• PROBLEM REQUIREMENTS: Without the pictures, print each of the records below exactly as it appears.

● ● ● ● ● ● ●

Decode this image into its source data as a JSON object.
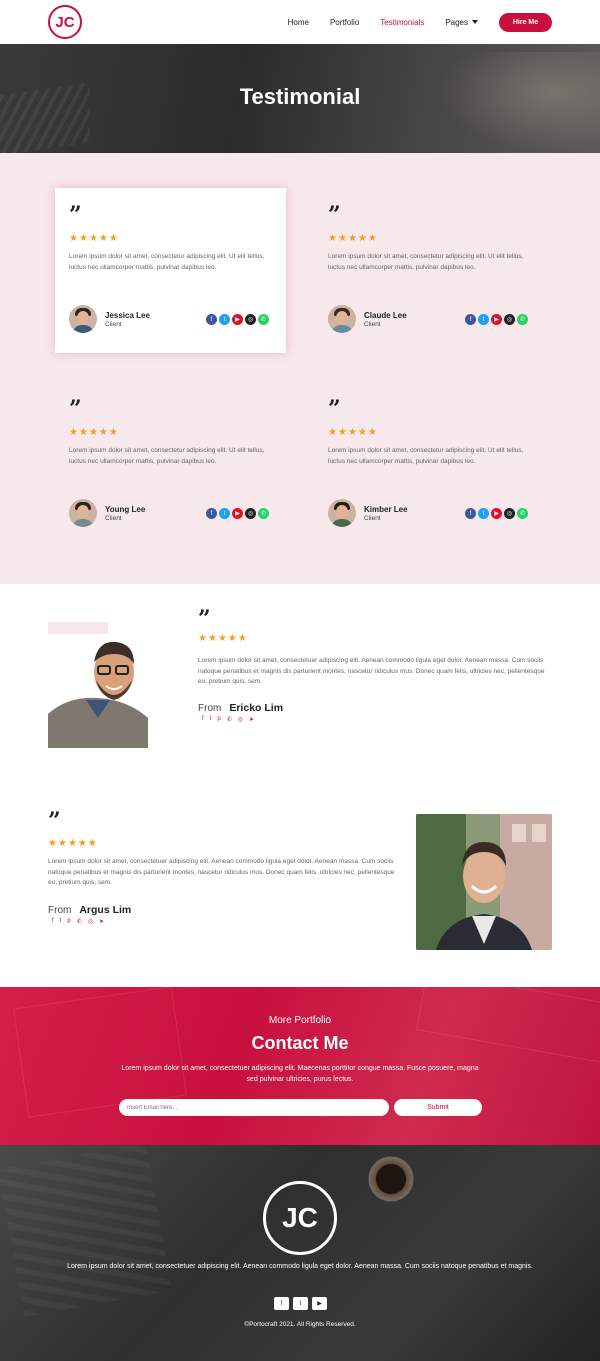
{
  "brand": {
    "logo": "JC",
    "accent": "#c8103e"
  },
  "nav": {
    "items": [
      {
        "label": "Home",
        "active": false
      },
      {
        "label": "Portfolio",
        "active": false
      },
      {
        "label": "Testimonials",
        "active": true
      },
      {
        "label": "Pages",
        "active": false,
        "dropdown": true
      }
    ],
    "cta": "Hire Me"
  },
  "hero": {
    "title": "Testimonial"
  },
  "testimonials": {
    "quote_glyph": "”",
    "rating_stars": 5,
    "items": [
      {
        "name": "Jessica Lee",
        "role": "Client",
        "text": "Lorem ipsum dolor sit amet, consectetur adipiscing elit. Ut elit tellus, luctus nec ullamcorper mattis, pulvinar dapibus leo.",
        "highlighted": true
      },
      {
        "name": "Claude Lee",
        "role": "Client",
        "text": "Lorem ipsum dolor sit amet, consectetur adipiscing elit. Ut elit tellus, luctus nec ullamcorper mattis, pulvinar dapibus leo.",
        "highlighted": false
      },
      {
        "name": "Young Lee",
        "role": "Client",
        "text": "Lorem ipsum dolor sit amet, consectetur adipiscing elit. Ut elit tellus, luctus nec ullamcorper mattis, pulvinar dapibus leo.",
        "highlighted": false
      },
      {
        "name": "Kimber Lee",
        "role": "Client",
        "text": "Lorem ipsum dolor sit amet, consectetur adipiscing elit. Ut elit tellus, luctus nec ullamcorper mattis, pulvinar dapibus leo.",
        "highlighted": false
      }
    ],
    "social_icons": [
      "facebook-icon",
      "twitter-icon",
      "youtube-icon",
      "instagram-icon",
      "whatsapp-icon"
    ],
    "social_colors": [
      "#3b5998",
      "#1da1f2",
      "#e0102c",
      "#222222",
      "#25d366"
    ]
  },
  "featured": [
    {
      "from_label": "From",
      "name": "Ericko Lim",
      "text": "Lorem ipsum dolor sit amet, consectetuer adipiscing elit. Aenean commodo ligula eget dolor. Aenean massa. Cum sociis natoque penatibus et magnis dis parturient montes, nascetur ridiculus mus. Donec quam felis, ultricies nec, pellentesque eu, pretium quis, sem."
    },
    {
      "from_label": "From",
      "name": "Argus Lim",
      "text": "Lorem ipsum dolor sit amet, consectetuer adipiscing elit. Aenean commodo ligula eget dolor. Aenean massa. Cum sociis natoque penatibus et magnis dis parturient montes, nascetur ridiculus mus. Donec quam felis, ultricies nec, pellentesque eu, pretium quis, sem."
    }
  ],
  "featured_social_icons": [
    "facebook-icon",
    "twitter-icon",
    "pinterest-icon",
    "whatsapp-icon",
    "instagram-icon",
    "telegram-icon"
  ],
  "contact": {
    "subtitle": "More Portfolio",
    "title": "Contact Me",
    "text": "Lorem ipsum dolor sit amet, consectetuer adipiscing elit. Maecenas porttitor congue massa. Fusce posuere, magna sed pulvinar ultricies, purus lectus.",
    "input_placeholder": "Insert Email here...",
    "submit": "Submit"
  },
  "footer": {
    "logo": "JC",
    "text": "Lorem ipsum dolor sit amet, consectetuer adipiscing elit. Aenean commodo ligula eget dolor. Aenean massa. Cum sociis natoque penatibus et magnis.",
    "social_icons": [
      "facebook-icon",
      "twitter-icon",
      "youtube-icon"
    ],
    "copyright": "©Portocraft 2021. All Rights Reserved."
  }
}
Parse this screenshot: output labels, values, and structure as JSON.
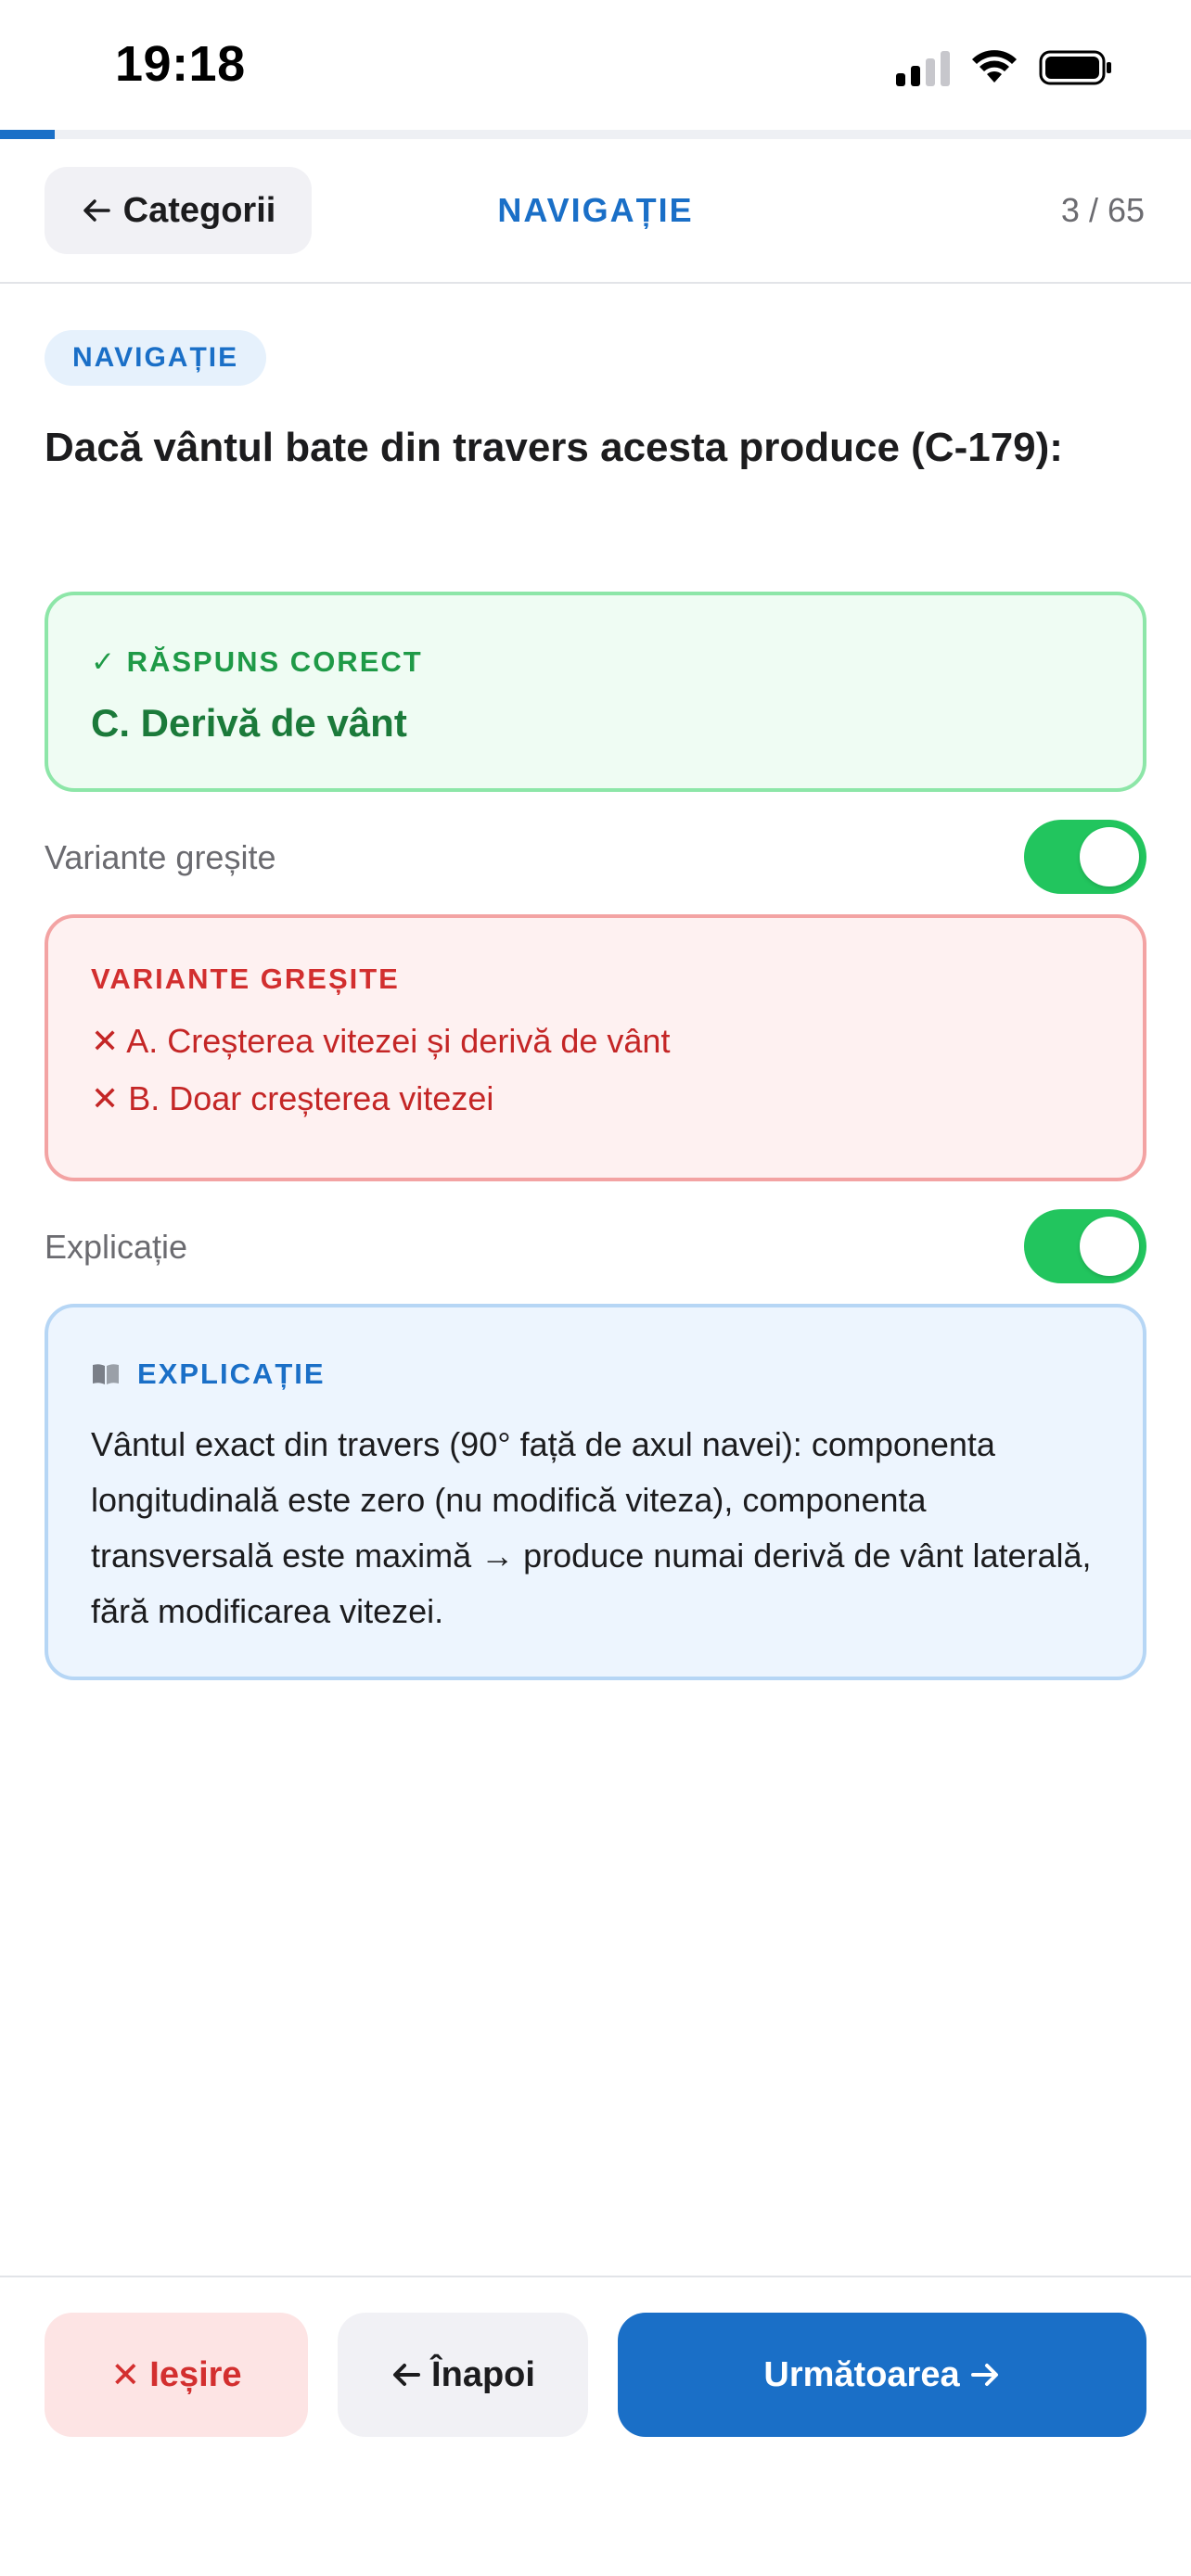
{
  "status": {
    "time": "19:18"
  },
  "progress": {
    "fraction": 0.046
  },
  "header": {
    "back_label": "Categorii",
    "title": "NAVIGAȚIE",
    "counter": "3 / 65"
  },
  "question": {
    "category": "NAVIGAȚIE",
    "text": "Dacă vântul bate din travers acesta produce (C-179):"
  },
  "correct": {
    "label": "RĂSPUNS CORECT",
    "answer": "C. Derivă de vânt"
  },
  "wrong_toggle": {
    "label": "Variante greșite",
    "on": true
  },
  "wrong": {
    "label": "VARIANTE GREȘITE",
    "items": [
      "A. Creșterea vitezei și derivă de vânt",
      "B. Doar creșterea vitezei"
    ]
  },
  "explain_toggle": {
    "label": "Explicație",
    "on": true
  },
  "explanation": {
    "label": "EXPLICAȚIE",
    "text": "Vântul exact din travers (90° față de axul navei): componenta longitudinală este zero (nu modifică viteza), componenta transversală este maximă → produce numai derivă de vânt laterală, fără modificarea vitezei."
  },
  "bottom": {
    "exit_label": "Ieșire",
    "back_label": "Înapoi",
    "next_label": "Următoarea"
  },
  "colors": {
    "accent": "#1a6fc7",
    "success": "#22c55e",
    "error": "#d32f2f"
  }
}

● ● ● ● ● ● ●

• RESPONSE FOR THIS EXERCISE:
Decode this image into its source data as a JSON object.
{
  "brand": {
    "logo": "JC",
    "accent": "#c8103e"
  },
  "nav": {
    "items": [
      {
        "label": "Home",
        "active": false
      },
      {
        "label": "Portfolio",
        "active": false
      },
      {
        "label": "Testimonials",
        "active": true
      },
      {
        "label": "Pages",
        "active": false,
        "dropdown": true
      }
    ],
    "cta": "Hire Me"
  },
  "hero": {
    "title": "Testimonial"
  },
  "testimonials": {
    "quote_glyph": "”",
    "rating_stars": 5,
    "items": [
      {
        "name": "Jessica Lee",
        "role": "Client",
        "text": "Lorem ipsum dolor sit amet, consectetur adipiscing elit. Ut elit tellus, luctus nec ullamcorper mattis, pulvinar dapibus leo.",
        "highlighted": true
      },
      {
        "name": "Claude Lee",
        "role": "Client",
        "text": "Lorem ipsum dolor sit amet, consectetur adipiscing elit. Ut elit tellus, luctus nec ullamcorper mattis, pulvinar dapibus leo.",
        "highlighted": false
      },
      {
        "name": "Young Lee",
        "role": "Client",
        "text": "Lorem ipsum dolor sit amet, consectetur adipiscing elit. Ut elit tellus, luctus nec ullamcorper mattis, pulvinar dapibus leo.",
        "highlighted": false
      },
      {
        "name": "Kimber Lee",
        "role": "Client",
        "text": "Lorem ipsum dolor sit amet, consectetur adipiscing elit. Ut elit tellus, luctus nec ullamcorper mattis, pulvinar dapibus leo.",
        "highlighted": false
      }
    ],
    "social_icons": [
      "facebook-icon",
      "twitter-icon",
      "youtube-icon",
      "instagram-icon",
      "whatsapp-icon"
    ],
    "social_colors": [
      "#3b5998",
      "#1da1f2",
      "#e0102c",
      "#222222",
      "#25d366"
    ]
  },
  "featured": [
    {
      "from_label": "From",
      "name": "Ericko Lim",
      "text": "Lorem ipsum dolor sit amet, consectetuer adipiscing elit. Aenean commodo ligula eget dolor. Aenean massa. Cum sociis natoque penatibus et magnis dis parturient montes, nascetur ridiculus mus. Donec quam felis, ultricies nec, pellentesque eu, pretium quis, sem."
    },
    {
      "from_label": "From",
      "name": "Argus Lim",
      "text": "Lorem ipsum dolor sit amet, consectetuer adipiscing elit. Aenean commodo ligula eget dolor. Aenean massa. Cum sociis natoque penatibus et magnis dis parturient montes, nascetur ridiculus mus. Donec quam felis, ultricies nec, pellentesque eu, pretium quis, sem."
    }
  ],
  "featured_social_icons": [
    "facebook-icon",
    "twitter-icon",
    "pinterest-icon",
    "whatsapp-icon",
    "instagram-icon",
    "telegram-icon"
  ],
  "contact": {
    "subtitle": "More Portfolio",
    "title": "Contact Me",
    "text": "Lorem ipsum dolor sit amet, consectetuer adipiscing elit. Maecenas porttitor congue massa. Fusce posuere, magna sed pulvinar ultricies, purus lectus.",
    "input_placeholder": "Insert Email here...",
    "submit": "Submit"
  },
  "footer": {
    "logo": "JC",
    "text": "Lorem ipsum dolor sit amet, consectetuer adipiscing elit. Aenean commodo ligula eget dolor. Aenean massa. Cum sociis natoque penatibus et magnis.",
    "social_icons": [
      "facebook-icon",
      "twitter-icon",
      "youtube-icon"
    ],
    "copyright": "©Portocraft 2021. All Rights Reserved."
  }
}
Parse this screenshot: output labels, values, and structure as JSON.
{
  "status": {
    "time": "19:18"
  },
  "progress": {
    "fraction": 0.046
  },
  "header": {
    "back_label": "Categorii",
    "title": "NAVIGAȚIE",
    "counter": "3 / 65"
  },
  "question": {
    "category": "NAVIGAȚIE",
    "text": "Dacă vântul bate din travers acesta produce (C-179):"
  },
  "correct": {
    "label": "RĂSPUNS CORECT",
    "answer": "C. Derivă de vânt"
  },
  "wrong_toggle": {
    "label": "Variante greșite",
    "on": true
  },
  "wrong": {
    "label": "VARIANTE GREȘITE",
    "items": [
      "A. Creșterea vitezei și derivă de vânt",
      "B. Doar creșterea vitezei"
    ]
  },
  "explain_toggle": {
    "label": "Explicație",
    "on": true
  },
  "explanation": {
    "label": "EXPLICAȚIE",
    "text": "Vântul exact din travers (90° față de axul navei): componenta longitudinală este zero (nu modifică viteza), componenta transversală este maximă → produce numai derivă de vânt laterală, fără modificarea vitezei."
  },
  "bottom": {
    "exit_label": "Ieșire",
    "back_label": "Înapoi",
    "next_label": "Următoarea"
  },
  "colors": {
    "accent": "#1a6fc7",
    "success": "#22c55e",
    "error": "#d32f2f"
  }
}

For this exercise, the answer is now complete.